Stored records:
==============================

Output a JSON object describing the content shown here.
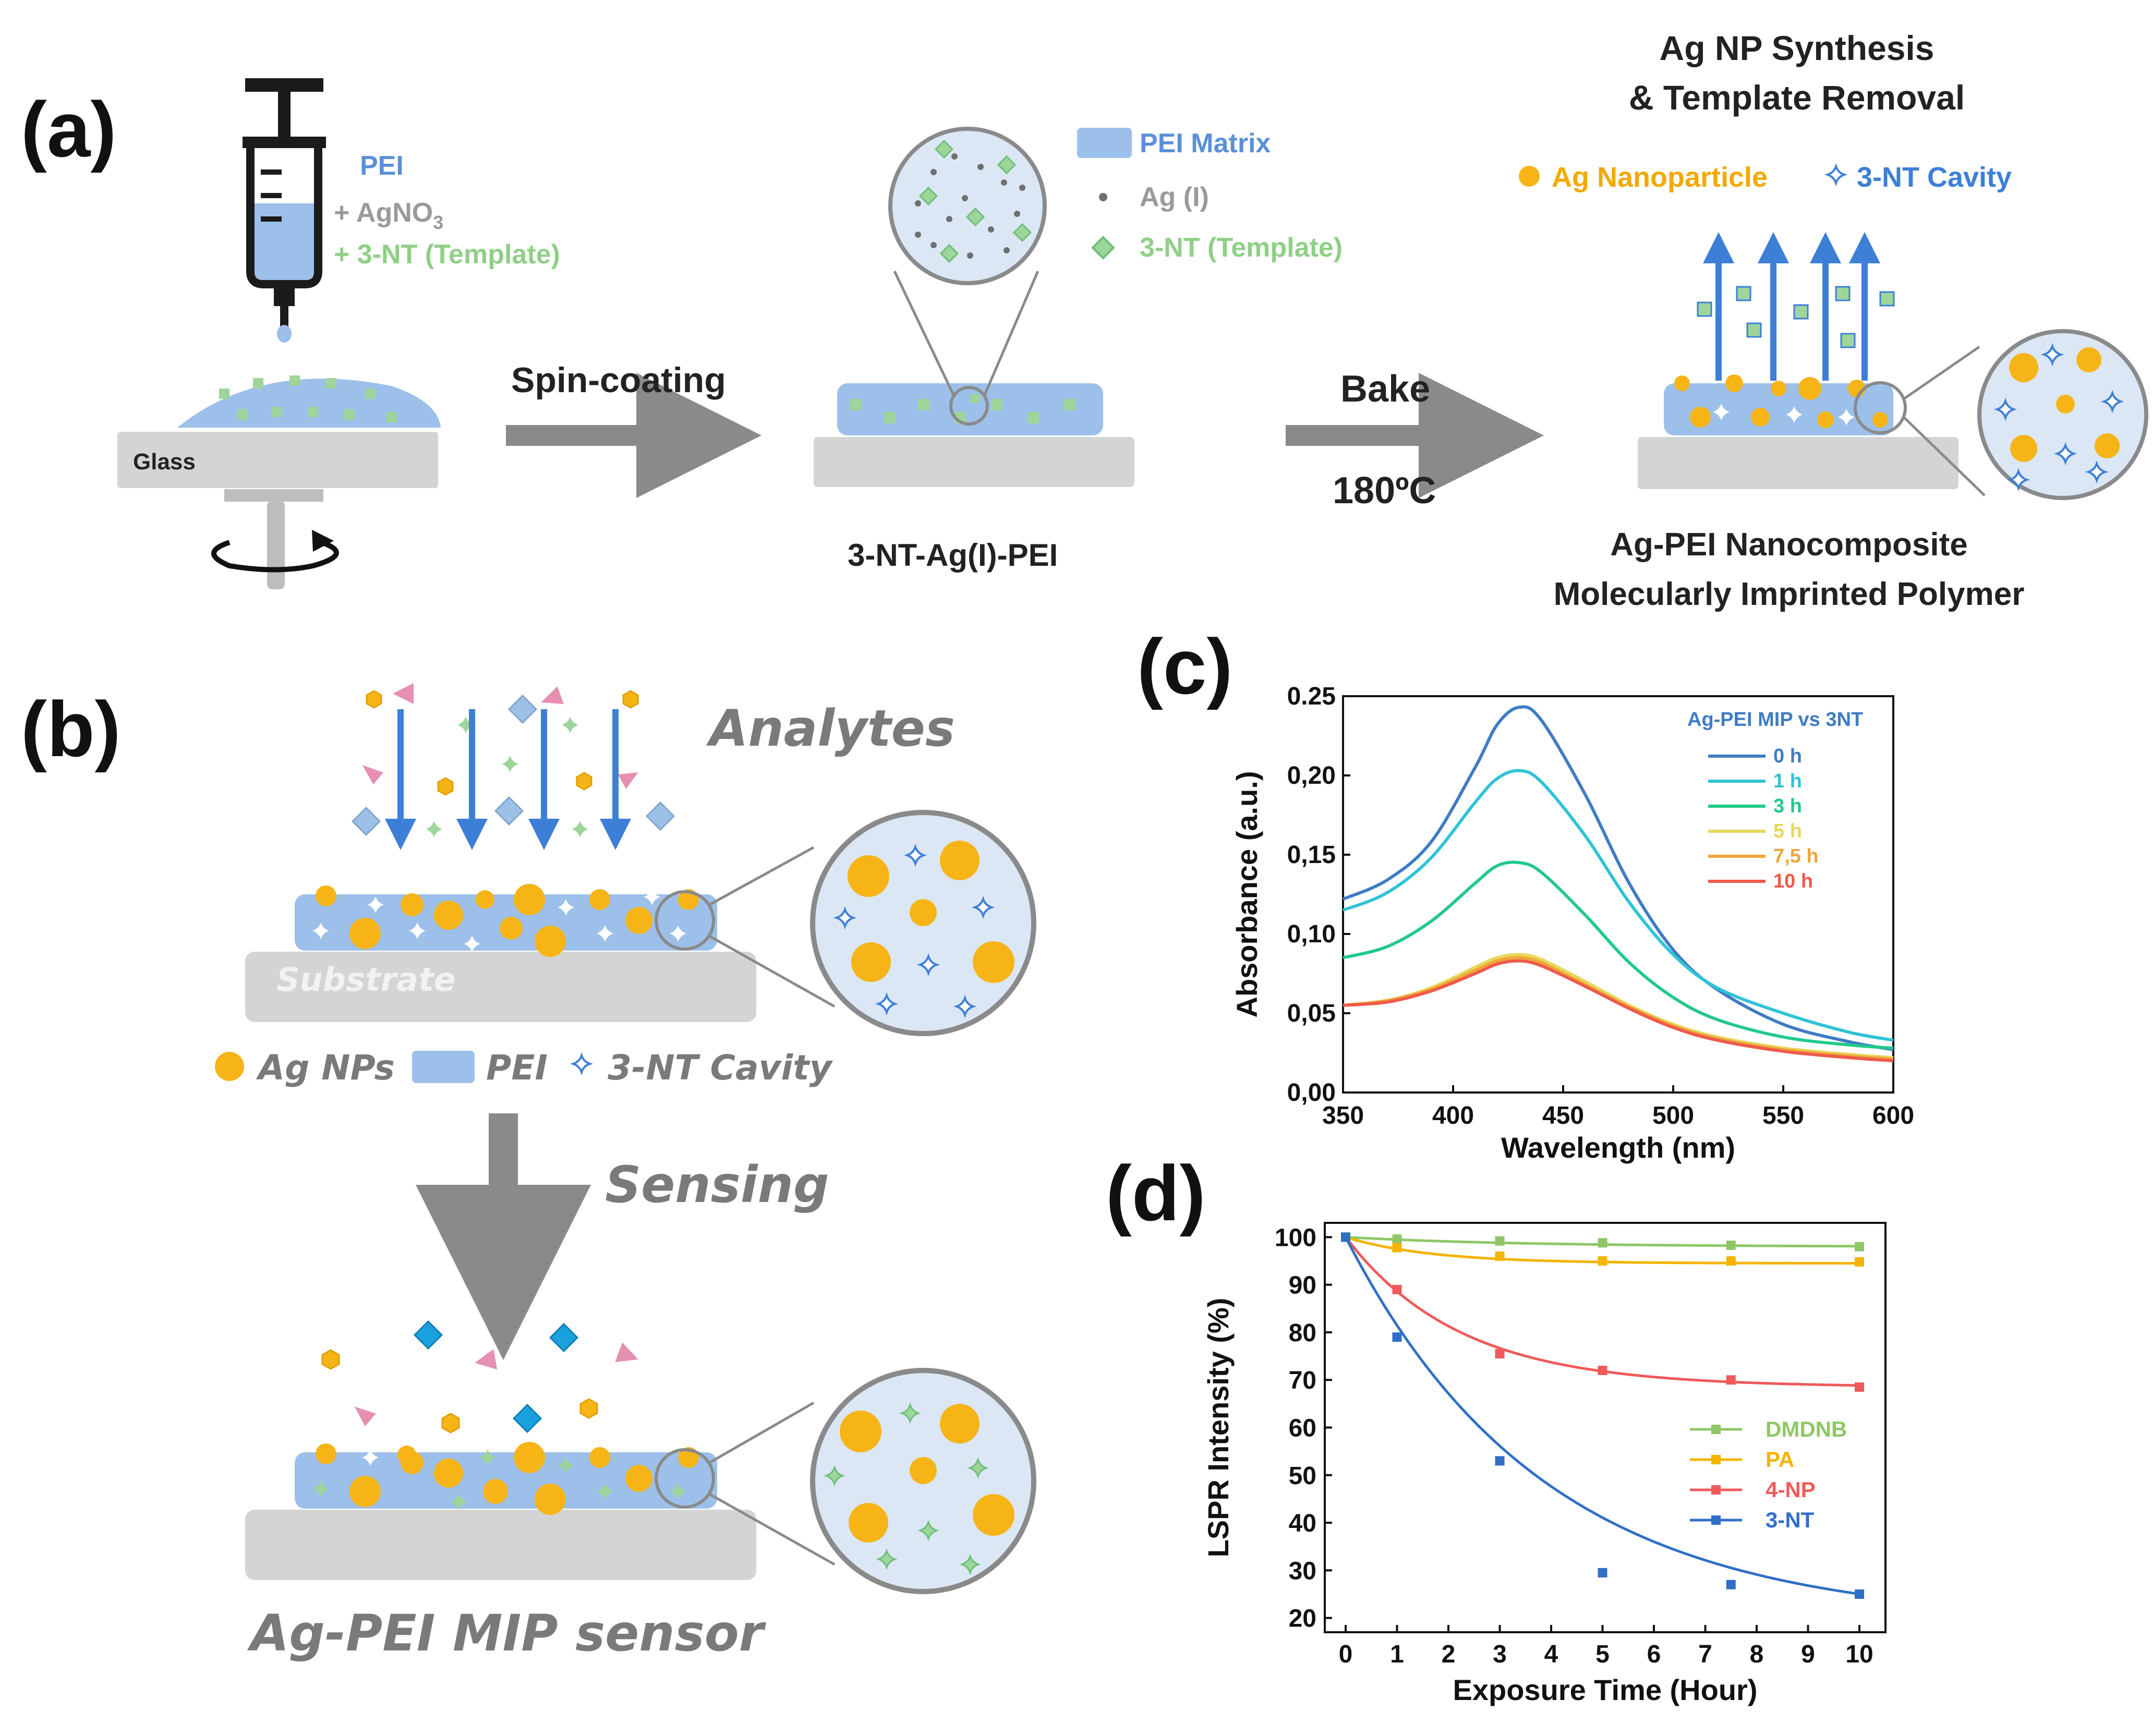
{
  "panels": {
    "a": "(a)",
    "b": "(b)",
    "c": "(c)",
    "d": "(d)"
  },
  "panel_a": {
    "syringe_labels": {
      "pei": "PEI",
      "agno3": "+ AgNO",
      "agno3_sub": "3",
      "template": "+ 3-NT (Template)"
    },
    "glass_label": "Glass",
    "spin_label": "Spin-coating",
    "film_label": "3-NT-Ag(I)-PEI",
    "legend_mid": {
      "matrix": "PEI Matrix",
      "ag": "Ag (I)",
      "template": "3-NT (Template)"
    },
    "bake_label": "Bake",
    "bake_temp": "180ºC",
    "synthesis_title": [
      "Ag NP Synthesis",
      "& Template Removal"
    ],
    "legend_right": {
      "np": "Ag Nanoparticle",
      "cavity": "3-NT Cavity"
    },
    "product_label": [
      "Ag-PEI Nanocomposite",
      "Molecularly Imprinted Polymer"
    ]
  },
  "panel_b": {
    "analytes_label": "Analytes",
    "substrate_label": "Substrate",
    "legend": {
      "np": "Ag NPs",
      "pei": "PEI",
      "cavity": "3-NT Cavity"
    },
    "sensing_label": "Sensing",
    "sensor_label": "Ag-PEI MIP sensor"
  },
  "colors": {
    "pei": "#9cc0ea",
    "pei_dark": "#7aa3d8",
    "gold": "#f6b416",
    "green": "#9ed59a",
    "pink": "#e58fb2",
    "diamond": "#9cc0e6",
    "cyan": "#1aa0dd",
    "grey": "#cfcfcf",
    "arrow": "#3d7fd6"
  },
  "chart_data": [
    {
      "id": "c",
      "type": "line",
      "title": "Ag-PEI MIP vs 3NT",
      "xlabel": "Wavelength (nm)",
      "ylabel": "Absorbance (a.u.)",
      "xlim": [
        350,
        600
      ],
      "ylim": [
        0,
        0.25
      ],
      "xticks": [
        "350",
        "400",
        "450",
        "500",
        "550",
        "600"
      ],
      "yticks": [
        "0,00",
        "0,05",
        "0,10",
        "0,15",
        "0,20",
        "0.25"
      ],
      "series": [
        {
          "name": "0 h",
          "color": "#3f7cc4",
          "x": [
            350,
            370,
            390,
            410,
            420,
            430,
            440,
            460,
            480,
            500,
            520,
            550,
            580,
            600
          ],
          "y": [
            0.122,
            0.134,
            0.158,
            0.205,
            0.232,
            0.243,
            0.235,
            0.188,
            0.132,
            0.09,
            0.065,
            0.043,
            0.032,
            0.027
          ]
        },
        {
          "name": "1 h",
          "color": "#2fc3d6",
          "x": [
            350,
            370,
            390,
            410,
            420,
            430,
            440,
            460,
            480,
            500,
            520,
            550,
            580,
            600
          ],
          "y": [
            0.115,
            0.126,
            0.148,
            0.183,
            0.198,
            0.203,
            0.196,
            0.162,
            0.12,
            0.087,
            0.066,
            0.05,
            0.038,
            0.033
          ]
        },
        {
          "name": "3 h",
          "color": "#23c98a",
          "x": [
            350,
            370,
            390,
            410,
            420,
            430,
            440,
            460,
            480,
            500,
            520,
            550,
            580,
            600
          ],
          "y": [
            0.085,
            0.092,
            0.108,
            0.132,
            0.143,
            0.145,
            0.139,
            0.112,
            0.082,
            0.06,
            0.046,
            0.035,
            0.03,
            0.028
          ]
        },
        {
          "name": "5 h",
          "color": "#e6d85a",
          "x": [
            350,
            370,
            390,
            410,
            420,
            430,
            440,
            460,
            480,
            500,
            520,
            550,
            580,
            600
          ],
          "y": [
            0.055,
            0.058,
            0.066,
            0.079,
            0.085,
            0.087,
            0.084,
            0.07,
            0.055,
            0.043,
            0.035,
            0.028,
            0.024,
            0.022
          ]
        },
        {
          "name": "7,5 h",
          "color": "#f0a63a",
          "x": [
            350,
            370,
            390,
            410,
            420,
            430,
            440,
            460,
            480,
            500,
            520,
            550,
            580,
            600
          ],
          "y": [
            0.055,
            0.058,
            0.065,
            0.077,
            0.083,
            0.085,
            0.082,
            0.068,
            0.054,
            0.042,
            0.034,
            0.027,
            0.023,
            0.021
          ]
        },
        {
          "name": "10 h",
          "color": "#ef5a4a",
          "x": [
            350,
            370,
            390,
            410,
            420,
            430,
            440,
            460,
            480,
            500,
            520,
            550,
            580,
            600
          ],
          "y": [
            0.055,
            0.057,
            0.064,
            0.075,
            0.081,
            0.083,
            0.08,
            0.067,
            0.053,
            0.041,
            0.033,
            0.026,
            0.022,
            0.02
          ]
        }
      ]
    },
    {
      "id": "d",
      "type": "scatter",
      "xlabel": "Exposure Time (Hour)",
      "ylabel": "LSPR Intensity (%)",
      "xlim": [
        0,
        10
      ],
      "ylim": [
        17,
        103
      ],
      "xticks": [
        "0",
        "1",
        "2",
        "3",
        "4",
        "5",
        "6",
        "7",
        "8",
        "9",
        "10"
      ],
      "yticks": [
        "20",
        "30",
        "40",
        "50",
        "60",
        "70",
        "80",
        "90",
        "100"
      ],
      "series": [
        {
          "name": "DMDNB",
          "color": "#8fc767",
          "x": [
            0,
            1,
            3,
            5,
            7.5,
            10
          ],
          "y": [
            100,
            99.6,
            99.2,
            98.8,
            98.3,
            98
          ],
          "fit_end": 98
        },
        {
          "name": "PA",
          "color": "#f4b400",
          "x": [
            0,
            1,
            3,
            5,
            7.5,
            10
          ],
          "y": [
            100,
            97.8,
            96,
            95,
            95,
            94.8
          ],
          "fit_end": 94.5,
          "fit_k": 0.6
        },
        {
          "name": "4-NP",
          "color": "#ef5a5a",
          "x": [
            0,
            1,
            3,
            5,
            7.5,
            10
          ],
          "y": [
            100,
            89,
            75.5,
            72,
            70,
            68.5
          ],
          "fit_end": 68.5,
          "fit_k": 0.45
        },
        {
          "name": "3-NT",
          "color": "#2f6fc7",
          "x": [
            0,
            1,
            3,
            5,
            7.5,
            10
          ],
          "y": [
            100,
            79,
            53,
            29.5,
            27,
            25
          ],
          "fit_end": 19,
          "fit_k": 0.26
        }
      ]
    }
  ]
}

==============================

**GOAL:** Restate every record exactly, please; do not copy the pictures.

**CORRECT RESULT:**
Output a JSON object describing the content shown here.
{
  "panels": {
    "a": "(a)",
    "b": "(b)",
    "c": "(c)",
    "d": "(d)"
  },
  "panel_a": {
    "syringe_labels": {
      "pei": "PEI",
      "agno3": "+ AgNO",
      "agno3_sub": "3",
      "template": "+ 3-NT (Template)"
    },
    "glass_label": "Glass",
    "spin_label": "Spin-coating",
    "film_label": "3-NT-Ag(I)-PEI",
    "legend_mid": {
      "matrix": "PEI Matrix",
      "ag": "Ag (I)",
      "template": "3-NT (Template)"
    },
    "bake_label": "Bake",
    "bake_temp": "180ºC",
    "synthesis_title": [
      "Ag NP Synthesis",
      "& Template Removal"
    ],
    "legend_right": {
      "np": "Ag Nanoparticle",
      "cavity": "3-NT Cavity"
    },
    "product_label": [
      "Ag-PEI Nanocomposite",
      "Molecularly Imprinted Polymer"
    ]
  },
  "panel_b": {
    "analytes_label": "Analytes",
    "substrate_label": "Substrate",
    "legend": {
      "np": "Ag NPs",
      "pei": "PEI",
      "cavity": "3-NT Cavity"
    },
    "sensing_label": "Sensing",
    "sensor_label": "Ag-PEI MIP sensor"
  },
  "colors": {
    "pei": "#9cc0ea",
    "pei_dark": "#7aa3d8",
    "gold": "#f6b416",
    "green": "#9ed59a",
    "pink": "#e58fb2",
    "diamond": "#9cc0e6",
    "cyan": "#1aa0dd",
    "grey": "#cfcfcf",
    "arrow": "#3d7fd6"
  },
  "chart_data": [
    {
      "id": "c",
      "type": "line",
      "title": "Ag-PEI MIP vs 3NT",
      "xlabel": "Wavelength (nm)",
      "ylabel": "Absorbance (a.u.)",
      "xlim": [
        350,
        600
      ],
      "ylim": [
        0,
        0.25
      ],
      "xticks": [
        "350",
        "400",
        "450",
        "500",
        "550",
        "600"
      ],
      "yticks": [
        "0,00",
        "0,05",
        "0,10",
        "0,15",
        "0,20",
        "0.25"
      ],
      "series": [
        {
          "name": "0 h",
          "color": "#3f7cc4",
          "x": [
            350,
            370,
            390,
            410,
            420,
            430,
            440,
            460,
            480,
            500,
            520,
            550,
            580,
            600
          ],
          "y": [
            0.122,
            0.134,
            0.158,
            0.205,
            0.232,
            0.243,
            0.235,
            0.188,
            0.132,
            0.09,
            0.065,
            0.043,
            0.032,
            0.027
          ]
        },
        {
          "name": "1 h",
          "color": "#2fc3d6",
          "x": [
            350,
            370,
            390,
            410,
            420,
            430,
            440,
            460,
            480,
            500,
            520,
            550,
            580,
            600
          ],
          "y": [
            0.115,
            0.126,
            0.148,
            0.183,
            0.198,
            0.203,
            0.196,
            0.162,
            0.12,
            0.087,
            0.066,
            0.05,
            0.038,
            0.033
          ]
        },
        {
          "name": "3 h",
          "color": "#23c98a",
          "x": [
            350,
            370,
            390,
            410,
            420,
            430,
            440,
            460,
            480,
            500,
            520,
            550,
            580,
            600
          ],
          "y": [
            0.085,
            0.092,
            0.108,
            0.132,
            0.143,
            0.145,
            0.139,
            0.112,
            0.082,
            0.06,
            0.046,
            0.035,
            0.03,
            0.028
          ]
        },
        {
          "name": "5 h",
          "color": "#e6d85a",
          "x": [
            350,
            370,
            390,
            410,
            420,
            430,
            440,
            460,
            480,
            500,
            520,
            550,
            580,
            600
          ],
          "y": [
            0.055,
            0.058,
            0.066,
            0.079,
            0.085,
            0.087,
            0.084,
            0.07,
            0.055,
            0.043,
            0.035,
            0.028,
            0.024,
            0.022
          ]
        },
        {
          "name": "7,5 h",
          "color": "#f0a63a",
          "x": [
            350,
            370,
            390,
            410,
            420,
            430,
            440,
            460,
            480,
            500,
            520,
            550,
            580,
            600
          ],
          "y": [
            0.055,
            0.058,
            0.065,
            0.077,
            0.083,
            0.085,
            0.082,
            0.068,
            0.054,
            0.042,
            0.034,
            0.027,
            0.023,
            0.021
          ]
        },
        {
          "name": "10 h",
          "color": "#ef5a4a",
          "x": [
            350,
            370,
            390,
            410,
            420,
            430,
            440,
            460,
            480,
            500,
            520,
            550,
            580,
            600
          ],
          "y": [
            0.055,
            0.057,
            0.064,
            0.075,
            0.081,
            0.083,
            0.08,
            0.067,
            0.053,
            0.041,
            0.033,
            0.026,
            0.022,
            0.02
          ]
        }
      ]
    },
    {
      "id": "d",
      "type": "scatter",
      "xlabel": "Exposure Time (Hour)",
      "ylabel": "LSPR Intensity (%)",
      "xlim": [
        0,
        10
      ],
      "ylim": [
        17,
        103
      ],
      "xticks": [
        "0",
        "1",
        "2",
        "3",
        "4",
        "5",
        "6",
        "7",
        "8",
        "9",
        "10"
      ],
      "yticks": [
        "20",
        "30",
        "40",
        "50",
        "60",
        "70",
        "80",
        "90",
        "100"
      ],
      "series": [
        {
          "name": "DMDNB",
          "color": "#8fc767",
          "x": [
            0,
            1,
            3,
            5,
            7.5,
            10
          ],
          "y": [
            100,
            99.6,
            99.2,
            98.8,
            98.3,
            98
          ],
          "fit_end": 98
        },
        {
          "name": "PA",
          "color": "#f4b400",
          "x": [
            0,
            1,
            3,
            5,
            7.5,
            10
          ],
          "y": [
            100,
            97.8,
            96,
            95,
            95,
            94.8
          ],
          "fit_end": 94.5,
          "fit_k": 0.6
        },
        {
          "name": "4-NP",
          "color": "#ef5a5a",
          "x": [
            0,
            1,
            3,
            5,
            7.5,
            10
          ],
          "y": [
            100,
            89,
            75.5,
            72,
            70,
            68.5
          ],
          "fit_end": 68.5,
          "fit_k": 0.45
        },
        {
          "name": "3-NT",
          "color": "#2f6fc7",
          "x": [
            0,
            1,
            3,
            5,
            7.5,
            10
          ],
          "y": [
            100,
            79,
            53,
            29.5,
            27,
            25
          ],
          "fit_end": 19,
          "fit_k": 0.26
        }
      ]
    }
  ]
}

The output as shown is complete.